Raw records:
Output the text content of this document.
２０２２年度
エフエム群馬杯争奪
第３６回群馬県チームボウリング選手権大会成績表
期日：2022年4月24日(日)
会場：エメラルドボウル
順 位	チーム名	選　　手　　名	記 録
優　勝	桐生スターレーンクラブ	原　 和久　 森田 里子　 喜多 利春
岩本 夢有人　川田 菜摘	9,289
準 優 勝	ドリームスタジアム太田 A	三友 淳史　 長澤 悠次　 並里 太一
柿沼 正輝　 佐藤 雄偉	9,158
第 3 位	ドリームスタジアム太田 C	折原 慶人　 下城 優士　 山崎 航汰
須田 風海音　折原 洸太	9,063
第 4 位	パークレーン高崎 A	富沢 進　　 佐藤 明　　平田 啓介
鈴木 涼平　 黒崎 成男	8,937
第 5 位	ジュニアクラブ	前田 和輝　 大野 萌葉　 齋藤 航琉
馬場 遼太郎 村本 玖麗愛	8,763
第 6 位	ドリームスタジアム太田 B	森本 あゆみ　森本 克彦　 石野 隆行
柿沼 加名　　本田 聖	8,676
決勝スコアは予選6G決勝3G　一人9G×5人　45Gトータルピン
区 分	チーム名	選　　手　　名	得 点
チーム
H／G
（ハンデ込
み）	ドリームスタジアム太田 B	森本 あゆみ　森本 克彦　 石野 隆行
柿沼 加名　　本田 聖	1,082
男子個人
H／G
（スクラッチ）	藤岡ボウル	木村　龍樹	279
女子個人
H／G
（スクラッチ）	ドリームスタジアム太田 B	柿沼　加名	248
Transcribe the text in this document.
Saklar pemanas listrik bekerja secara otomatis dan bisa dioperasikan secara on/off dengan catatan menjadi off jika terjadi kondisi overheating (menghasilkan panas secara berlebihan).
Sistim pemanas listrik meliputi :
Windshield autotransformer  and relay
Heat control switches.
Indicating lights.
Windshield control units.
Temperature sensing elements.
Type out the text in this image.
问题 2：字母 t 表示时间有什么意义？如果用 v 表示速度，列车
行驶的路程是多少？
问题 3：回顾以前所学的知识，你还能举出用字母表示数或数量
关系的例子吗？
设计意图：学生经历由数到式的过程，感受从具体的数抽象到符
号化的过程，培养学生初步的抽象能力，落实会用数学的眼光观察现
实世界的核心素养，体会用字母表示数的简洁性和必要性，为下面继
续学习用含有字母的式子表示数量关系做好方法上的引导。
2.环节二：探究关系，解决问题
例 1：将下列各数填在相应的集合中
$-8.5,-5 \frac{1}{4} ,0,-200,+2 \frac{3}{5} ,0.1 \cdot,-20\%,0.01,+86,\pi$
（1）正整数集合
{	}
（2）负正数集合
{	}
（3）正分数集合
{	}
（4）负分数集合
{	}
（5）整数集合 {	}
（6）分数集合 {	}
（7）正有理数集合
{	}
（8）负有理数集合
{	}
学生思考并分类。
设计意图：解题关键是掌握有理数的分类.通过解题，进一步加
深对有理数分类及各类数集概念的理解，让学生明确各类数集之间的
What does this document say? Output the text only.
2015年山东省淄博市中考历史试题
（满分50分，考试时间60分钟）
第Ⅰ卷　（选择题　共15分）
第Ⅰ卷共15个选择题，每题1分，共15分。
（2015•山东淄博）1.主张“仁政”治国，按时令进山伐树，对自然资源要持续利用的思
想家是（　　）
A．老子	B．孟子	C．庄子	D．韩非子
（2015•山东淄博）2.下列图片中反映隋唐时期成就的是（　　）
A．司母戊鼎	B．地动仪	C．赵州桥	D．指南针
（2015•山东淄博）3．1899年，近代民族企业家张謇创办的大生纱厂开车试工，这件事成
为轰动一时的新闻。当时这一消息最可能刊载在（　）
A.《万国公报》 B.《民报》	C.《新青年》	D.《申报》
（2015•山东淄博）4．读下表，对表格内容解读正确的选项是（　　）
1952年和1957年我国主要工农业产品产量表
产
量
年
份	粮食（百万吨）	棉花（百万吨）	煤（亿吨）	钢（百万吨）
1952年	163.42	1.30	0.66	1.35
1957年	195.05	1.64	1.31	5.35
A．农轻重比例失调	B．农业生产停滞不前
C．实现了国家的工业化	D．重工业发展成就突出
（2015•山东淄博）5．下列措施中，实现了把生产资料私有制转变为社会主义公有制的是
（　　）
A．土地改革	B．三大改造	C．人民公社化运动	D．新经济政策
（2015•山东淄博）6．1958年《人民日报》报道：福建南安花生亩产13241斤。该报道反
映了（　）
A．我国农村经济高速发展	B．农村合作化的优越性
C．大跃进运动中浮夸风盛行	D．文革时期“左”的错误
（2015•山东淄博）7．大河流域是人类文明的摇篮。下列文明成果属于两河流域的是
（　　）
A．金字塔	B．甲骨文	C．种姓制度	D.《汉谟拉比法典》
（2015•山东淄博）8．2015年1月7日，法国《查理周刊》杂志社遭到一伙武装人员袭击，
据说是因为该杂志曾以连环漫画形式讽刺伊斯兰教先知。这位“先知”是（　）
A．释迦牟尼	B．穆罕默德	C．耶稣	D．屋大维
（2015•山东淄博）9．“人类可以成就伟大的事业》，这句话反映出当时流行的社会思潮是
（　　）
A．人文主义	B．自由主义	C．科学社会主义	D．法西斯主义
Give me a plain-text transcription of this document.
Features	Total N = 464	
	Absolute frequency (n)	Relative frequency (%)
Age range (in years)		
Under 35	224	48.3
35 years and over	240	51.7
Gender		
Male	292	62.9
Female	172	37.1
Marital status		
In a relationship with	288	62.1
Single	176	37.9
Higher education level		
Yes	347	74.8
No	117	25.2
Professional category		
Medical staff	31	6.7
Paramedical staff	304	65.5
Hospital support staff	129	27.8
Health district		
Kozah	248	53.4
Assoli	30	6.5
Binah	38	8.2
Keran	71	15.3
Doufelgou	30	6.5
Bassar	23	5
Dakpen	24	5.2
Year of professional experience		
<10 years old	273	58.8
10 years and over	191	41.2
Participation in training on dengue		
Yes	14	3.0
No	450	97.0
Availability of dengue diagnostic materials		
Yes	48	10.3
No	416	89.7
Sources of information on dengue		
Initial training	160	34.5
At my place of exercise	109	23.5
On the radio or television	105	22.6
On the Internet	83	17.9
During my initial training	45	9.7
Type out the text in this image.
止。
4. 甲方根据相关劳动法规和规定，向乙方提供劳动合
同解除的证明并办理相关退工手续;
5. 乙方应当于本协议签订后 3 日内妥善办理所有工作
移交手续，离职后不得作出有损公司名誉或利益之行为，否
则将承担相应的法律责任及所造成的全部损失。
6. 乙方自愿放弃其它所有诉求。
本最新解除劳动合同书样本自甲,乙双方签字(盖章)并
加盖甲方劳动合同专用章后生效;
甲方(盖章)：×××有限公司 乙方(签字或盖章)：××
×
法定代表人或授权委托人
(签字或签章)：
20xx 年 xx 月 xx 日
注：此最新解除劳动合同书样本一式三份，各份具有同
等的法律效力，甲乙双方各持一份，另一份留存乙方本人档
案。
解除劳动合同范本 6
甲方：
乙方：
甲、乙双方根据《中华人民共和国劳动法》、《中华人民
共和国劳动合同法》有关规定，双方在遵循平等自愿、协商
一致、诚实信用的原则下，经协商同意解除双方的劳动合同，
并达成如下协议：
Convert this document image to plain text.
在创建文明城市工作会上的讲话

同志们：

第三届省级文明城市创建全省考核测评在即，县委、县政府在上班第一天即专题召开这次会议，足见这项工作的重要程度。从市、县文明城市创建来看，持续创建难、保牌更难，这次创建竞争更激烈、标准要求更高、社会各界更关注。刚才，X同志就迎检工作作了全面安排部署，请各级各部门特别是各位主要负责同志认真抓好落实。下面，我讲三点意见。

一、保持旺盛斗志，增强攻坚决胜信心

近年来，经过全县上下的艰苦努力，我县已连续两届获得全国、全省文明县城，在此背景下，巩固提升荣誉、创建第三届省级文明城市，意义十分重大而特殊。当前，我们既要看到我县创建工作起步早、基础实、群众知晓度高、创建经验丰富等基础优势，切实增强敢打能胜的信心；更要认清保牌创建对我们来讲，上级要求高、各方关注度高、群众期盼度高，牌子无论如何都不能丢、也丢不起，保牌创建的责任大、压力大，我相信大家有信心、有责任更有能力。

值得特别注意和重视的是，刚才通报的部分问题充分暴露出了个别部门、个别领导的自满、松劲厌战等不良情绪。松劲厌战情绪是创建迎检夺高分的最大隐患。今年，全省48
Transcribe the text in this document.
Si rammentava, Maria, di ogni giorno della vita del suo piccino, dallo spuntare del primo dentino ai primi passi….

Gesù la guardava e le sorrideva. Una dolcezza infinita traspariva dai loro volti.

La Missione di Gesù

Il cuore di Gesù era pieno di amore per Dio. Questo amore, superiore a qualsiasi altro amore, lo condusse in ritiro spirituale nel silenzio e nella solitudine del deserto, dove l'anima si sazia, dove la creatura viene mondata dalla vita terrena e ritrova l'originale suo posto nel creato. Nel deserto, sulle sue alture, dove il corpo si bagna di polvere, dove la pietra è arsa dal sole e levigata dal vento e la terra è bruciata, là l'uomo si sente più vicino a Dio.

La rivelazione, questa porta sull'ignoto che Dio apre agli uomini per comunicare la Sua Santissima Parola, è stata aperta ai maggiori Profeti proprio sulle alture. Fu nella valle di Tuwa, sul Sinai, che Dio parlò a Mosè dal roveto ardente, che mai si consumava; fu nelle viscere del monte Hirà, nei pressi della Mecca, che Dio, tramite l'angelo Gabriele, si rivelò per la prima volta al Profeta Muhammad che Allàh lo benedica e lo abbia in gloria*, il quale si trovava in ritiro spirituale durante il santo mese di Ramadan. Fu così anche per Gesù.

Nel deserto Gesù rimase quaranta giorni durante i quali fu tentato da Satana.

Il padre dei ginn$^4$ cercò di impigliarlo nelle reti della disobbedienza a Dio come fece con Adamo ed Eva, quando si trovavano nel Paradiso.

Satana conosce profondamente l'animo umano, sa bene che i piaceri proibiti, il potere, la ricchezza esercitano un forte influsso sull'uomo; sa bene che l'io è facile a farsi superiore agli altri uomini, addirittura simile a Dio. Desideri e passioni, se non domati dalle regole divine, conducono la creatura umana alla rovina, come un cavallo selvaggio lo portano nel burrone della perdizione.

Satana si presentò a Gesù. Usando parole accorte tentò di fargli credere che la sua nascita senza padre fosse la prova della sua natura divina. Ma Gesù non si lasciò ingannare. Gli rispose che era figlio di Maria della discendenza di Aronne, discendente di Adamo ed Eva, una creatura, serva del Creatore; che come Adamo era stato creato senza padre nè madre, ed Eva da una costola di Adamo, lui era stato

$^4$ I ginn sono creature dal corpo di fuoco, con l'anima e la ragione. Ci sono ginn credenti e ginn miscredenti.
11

### SHORT PROBLEM:
Using the records above, gather all lines where the string "Output" is present.

### RESPONSE TO THIS TASK:
Output the text content of this document.
What does this document say? Output the text only.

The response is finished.